_SOURCE RECORDS_

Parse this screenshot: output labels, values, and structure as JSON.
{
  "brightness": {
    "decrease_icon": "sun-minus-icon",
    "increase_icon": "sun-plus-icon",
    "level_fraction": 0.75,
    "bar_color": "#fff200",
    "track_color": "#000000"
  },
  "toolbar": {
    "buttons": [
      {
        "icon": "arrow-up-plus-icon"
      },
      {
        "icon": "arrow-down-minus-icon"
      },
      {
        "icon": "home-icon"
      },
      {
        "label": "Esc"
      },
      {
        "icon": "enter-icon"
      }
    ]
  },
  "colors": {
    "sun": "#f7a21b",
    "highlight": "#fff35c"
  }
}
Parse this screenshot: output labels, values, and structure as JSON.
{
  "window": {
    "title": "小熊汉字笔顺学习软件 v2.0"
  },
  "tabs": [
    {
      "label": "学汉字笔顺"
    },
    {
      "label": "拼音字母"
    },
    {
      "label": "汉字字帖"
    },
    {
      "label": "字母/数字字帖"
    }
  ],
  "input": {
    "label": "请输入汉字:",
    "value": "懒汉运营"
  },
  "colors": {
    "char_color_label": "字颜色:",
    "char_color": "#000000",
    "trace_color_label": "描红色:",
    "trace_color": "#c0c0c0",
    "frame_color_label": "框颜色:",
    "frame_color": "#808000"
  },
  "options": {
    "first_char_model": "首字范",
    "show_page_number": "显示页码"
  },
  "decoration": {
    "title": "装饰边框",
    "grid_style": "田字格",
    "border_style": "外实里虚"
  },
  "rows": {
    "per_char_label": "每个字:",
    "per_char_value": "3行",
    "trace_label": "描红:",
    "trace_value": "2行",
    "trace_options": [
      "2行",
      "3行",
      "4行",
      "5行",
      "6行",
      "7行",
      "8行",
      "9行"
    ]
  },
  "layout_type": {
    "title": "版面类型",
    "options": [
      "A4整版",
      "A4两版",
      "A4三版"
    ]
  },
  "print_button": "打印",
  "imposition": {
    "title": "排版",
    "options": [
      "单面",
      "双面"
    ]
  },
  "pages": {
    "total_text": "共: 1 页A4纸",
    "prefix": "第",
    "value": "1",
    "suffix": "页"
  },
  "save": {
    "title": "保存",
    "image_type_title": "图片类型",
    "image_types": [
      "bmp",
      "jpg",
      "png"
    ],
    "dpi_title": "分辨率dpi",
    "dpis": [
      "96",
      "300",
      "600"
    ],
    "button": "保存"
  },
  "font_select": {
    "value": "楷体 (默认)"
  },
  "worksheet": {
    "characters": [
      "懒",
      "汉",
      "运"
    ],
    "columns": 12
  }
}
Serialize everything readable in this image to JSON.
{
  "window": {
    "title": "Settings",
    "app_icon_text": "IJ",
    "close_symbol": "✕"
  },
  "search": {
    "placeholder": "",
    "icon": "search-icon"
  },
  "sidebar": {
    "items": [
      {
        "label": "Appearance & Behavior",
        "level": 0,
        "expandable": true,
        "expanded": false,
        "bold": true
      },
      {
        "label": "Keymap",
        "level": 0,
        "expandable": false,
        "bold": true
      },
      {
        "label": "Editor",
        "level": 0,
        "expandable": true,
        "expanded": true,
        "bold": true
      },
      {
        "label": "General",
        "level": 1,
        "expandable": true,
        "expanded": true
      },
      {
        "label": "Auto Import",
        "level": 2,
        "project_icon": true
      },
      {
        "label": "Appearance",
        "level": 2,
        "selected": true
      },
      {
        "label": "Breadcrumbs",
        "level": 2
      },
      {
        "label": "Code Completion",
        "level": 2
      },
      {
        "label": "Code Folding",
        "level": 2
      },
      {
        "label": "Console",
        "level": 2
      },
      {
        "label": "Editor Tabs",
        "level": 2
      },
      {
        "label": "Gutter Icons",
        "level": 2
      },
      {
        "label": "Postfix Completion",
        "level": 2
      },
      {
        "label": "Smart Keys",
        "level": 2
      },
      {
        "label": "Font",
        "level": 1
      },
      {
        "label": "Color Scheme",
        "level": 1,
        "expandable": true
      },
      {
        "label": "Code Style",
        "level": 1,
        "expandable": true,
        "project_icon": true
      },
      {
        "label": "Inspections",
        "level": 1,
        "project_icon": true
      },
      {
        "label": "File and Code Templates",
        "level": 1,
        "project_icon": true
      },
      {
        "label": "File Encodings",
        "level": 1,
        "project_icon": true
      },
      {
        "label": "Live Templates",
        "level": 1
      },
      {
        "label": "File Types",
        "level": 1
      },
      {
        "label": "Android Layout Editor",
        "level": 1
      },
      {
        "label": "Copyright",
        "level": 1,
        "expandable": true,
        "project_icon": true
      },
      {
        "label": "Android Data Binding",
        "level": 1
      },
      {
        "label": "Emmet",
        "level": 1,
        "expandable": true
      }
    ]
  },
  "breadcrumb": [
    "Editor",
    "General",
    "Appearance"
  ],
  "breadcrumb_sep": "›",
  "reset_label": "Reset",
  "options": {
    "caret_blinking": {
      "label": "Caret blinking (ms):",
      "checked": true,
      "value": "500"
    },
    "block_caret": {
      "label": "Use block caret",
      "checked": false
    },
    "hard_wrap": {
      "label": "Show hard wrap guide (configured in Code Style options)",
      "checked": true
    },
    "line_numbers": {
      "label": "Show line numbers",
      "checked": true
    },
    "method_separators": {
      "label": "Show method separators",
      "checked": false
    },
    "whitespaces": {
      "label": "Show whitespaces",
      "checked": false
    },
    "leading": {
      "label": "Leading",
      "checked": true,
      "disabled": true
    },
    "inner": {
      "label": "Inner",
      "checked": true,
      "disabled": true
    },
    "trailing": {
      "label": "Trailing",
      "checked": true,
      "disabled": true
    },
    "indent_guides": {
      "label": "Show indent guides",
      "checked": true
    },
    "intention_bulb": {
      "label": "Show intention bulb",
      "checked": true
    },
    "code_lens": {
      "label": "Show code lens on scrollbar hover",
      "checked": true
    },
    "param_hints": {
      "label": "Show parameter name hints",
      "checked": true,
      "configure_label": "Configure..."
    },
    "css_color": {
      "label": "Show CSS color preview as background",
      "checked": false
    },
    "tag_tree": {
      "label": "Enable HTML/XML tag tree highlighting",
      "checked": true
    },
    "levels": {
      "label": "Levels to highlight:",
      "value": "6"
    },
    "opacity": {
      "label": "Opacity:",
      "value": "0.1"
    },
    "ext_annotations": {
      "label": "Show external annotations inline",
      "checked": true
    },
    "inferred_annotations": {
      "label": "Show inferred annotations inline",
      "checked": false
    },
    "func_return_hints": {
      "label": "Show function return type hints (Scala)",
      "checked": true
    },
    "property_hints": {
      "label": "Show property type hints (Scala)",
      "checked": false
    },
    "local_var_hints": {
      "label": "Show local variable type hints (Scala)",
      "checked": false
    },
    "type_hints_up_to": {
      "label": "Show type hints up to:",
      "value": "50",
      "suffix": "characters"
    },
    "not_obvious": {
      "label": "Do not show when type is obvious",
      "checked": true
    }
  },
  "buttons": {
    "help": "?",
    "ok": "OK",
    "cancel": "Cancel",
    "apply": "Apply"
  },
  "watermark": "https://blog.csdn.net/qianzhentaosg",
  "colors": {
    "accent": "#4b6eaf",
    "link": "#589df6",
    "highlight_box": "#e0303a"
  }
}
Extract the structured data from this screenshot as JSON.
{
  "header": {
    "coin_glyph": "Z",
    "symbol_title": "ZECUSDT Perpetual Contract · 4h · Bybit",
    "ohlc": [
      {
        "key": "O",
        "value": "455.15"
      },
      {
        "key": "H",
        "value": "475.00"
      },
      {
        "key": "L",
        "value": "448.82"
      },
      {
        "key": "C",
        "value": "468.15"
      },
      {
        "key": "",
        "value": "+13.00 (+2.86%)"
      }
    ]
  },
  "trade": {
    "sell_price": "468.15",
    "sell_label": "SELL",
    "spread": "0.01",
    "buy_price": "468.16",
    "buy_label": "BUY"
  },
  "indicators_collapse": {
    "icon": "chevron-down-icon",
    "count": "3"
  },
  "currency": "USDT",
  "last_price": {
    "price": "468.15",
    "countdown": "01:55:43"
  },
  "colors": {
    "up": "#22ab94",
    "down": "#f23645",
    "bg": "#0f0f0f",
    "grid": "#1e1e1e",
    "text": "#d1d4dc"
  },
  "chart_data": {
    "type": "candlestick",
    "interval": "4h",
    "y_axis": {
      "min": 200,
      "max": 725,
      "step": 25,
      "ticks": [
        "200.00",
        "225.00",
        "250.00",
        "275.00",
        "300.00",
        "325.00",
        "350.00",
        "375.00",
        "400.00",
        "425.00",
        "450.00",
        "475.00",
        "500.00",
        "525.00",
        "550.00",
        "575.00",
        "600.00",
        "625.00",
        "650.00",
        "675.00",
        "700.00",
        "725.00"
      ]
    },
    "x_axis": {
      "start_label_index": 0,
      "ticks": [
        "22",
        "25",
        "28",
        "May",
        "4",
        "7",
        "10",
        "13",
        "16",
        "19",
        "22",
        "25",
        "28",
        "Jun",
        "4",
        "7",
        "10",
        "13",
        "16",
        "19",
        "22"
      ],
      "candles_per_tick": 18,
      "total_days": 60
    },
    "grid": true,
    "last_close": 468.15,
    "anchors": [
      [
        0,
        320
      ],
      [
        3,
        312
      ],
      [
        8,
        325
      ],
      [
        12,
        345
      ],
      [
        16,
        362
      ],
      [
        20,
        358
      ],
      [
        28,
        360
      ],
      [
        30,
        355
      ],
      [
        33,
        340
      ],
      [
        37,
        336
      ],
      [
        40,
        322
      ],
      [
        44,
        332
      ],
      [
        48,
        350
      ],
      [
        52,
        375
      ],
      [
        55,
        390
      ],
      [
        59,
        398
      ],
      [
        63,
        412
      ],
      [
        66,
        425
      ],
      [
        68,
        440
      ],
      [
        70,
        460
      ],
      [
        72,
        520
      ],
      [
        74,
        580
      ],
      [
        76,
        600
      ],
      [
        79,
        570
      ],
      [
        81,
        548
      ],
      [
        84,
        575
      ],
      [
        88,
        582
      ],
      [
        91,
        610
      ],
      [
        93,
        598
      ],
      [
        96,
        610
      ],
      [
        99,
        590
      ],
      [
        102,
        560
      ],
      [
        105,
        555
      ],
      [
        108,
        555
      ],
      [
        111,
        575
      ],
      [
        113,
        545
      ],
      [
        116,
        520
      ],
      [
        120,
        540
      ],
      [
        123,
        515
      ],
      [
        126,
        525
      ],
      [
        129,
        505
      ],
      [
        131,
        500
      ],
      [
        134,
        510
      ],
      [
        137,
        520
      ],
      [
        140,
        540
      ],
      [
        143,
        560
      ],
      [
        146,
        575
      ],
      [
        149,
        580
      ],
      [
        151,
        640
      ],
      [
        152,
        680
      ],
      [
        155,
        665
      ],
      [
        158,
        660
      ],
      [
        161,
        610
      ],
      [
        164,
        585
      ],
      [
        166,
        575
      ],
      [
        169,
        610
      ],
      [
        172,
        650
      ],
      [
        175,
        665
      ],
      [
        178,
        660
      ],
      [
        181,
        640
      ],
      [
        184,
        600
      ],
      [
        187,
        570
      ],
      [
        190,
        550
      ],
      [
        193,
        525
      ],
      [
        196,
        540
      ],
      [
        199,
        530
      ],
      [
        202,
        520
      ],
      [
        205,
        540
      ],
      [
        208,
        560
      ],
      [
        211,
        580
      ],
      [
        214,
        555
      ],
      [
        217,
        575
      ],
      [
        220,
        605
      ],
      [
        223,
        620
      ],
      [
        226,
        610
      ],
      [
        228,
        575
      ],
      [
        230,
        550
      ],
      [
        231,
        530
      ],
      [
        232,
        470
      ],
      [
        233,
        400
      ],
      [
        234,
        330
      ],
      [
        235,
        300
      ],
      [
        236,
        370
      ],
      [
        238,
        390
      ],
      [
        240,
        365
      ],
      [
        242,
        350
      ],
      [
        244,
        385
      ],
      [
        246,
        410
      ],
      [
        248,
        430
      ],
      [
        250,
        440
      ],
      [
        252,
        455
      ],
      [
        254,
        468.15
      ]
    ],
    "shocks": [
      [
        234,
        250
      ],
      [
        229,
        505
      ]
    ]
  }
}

_WHAT YOU WILL DO_
Extract each line holding the string "minus".

_FINAL RESULT_
    "decrease_icon": "sun-minus-icon",
        "icon": "arrow-down-minus-icon"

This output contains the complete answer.